--- Start of Entries supplied ---
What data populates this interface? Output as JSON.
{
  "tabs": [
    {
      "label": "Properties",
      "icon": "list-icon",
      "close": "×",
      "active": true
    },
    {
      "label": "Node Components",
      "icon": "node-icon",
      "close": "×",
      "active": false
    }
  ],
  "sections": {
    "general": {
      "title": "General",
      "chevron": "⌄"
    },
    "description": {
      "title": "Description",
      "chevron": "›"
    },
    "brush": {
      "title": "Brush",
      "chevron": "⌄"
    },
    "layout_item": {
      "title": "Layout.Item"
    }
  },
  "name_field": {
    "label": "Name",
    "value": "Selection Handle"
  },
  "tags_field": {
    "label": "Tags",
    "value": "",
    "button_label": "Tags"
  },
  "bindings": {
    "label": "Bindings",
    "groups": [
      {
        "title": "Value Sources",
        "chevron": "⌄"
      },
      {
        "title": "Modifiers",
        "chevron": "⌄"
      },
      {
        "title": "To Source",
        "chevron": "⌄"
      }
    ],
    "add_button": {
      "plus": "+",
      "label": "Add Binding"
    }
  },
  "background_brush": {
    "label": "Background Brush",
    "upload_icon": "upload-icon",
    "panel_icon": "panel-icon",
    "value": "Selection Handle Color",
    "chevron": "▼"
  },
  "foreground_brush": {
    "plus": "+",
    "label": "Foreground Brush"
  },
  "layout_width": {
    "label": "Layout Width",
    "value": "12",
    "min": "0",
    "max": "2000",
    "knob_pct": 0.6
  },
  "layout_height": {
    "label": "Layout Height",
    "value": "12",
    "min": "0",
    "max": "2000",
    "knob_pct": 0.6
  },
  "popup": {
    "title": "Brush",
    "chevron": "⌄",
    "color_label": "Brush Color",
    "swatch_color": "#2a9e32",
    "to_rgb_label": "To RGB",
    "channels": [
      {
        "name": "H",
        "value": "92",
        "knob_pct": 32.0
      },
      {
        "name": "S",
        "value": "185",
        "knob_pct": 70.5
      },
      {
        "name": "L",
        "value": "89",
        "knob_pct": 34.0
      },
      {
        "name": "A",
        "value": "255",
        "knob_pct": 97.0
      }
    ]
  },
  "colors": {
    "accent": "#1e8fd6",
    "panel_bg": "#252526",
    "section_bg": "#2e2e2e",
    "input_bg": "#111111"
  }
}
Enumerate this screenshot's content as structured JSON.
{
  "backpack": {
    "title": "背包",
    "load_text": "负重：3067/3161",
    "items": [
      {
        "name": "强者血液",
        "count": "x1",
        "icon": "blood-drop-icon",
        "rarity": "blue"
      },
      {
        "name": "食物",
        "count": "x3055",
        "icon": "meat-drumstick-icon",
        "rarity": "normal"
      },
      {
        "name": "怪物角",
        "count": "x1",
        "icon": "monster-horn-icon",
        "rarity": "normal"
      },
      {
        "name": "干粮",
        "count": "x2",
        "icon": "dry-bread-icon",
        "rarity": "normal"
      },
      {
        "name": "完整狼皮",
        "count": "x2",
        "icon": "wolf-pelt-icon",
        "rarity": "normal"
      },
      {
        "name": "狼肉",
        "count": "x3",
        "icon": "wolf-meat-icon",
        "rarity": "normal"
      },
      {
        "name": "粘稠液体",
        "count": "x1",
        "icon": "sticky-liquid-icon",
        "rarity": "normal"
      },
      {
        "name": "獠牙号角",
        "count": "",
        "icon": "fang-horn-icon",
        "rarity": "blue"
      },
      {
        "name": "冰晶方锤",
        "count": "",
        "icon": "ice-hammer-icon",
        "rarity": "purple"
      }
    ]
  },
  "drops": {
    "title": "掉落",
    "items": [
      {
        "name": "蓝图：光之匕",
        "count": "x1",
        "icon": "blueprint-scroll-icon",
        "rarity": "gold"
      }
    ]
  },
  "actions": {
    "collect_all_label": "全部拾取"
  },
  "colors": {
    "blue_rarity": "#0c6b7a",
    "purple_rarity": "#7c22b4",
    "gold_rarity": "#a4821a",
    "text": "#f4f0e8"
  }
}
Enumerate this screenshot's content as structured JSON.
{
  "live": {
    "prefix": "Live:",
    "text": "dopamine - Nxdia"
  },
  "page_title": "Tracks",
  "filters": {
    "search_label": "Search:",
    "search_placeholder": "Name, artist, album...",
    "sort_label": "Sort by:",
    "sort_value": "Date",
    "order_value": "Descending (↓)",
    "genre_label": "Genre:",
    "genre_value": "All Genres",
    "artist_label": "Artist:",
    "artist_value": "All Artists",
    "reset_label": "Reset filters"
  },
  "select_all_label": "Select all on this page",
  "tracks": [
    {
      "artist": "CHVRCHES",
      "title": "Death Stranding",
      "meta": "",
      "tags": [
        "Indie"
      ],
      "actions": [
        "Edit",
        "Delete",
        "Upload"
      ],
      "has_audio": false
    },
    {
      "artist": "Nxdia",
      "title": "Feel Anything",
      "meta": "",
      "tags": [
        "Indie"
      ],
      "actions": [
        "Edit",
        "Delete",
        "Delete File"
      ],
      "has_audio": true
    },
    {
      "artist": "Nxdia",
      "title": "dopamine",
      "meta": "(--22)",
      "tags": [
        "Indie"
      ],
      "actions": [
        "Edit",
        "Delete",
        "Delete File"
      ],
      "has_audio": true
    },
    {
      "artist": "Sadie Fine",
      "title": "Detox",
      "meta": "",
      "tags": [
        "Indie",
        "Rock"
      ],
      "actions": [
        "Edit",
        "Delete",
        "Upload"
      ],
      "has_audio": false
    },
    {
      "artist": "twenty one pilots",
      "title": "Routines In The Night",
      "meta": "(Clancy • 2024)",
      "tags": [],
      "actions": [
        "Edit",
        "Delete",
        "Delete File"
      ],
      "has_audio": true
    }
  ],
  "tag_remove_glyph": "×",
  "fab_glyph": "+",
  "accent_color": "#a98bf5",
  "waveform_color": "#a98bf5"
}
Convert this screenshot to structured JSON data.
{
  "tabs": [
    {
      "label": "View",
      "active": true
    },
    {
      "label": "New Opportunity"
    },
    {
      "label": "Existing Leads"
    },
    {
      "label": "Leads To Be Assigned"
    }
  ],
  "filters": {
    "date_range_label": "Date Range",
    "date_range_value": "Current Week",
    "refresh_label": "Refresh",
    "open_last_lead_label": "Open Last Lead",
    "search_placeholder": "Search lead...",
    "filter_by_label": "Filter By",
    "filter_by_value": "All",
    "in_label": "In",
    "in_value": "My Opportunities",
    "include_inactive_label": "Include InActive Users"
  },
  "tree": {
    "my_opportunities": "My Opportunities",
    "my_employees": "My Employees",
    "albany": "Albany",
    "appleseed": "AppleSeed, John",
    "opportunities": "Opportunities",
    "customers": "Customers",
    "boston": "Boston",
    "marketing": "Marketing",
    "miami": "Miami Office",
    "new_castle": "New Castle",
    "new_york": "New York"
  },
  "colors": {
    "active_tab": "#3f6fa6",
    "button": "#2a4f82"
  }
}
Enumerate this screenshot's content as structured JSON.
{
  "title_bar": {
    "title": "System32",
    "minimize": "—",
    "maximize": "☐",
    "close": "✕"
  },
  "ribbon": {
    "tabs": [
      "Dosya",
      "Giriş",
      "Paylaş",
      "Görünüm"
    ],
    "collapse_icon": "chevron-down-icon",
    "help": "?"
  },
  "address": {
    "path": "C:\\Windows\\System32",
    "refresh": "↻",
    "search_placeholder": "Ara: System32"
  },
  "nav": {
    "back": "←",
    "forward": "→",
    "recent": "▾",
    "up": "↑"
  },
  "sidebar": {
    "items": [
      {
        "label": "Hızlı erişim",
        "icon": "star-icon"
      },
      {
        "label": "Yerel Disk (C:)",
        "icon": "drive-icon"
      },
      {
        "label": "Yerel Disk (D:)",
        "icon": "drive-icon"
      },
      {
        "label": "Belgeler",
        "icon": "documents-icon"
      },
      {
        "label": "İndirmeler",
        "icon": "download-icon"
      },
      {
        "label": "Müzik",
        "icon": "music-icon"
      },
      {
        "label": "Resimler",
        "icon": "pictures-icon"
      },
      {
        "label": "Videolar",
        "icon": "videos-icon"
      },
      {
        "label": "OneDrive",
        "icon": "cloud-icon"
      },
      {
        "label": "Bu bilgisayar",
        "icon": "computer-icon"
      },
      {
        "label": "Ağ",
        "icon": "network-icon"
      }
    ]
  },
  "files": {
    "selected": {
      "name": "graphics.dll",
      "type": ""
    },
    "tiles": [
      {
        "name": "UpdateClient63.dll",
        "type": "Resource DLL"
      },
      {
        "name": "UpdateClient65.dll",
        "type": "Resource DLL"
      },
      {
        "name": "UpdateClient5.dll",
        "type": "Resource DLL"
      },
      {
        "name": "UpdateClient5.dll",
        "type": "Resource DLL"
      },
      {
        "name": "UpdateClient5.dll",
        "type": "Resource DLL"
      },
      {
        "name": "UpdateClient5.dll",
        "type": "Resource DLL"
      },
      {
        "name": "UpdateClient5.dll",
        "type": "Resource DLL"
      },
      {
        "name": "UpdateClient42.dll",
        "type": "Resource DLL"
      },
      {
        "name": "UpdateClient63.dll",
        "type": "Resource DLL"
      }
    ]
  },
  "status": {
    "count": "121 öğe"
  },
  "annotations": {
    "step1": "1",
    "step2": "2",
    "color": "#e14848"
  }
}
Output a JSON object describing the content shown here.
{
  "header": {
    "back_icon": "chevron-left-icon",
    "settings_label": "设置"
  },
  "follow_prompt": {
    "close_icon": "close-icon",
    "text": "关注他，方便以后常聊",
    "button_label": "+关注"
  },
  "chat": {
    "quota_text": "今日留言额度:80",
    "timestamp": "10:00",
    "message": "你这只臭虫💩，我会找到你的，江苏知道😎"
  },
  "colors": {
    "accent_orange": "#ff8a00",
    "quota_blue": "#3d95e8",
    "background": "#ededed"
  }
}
--- End of Entries supplied ---
◆ **Instructions for the task**: From the records above, how many lines include the word "wolf"? Only the number is wanted.

◆ **The answer**: 2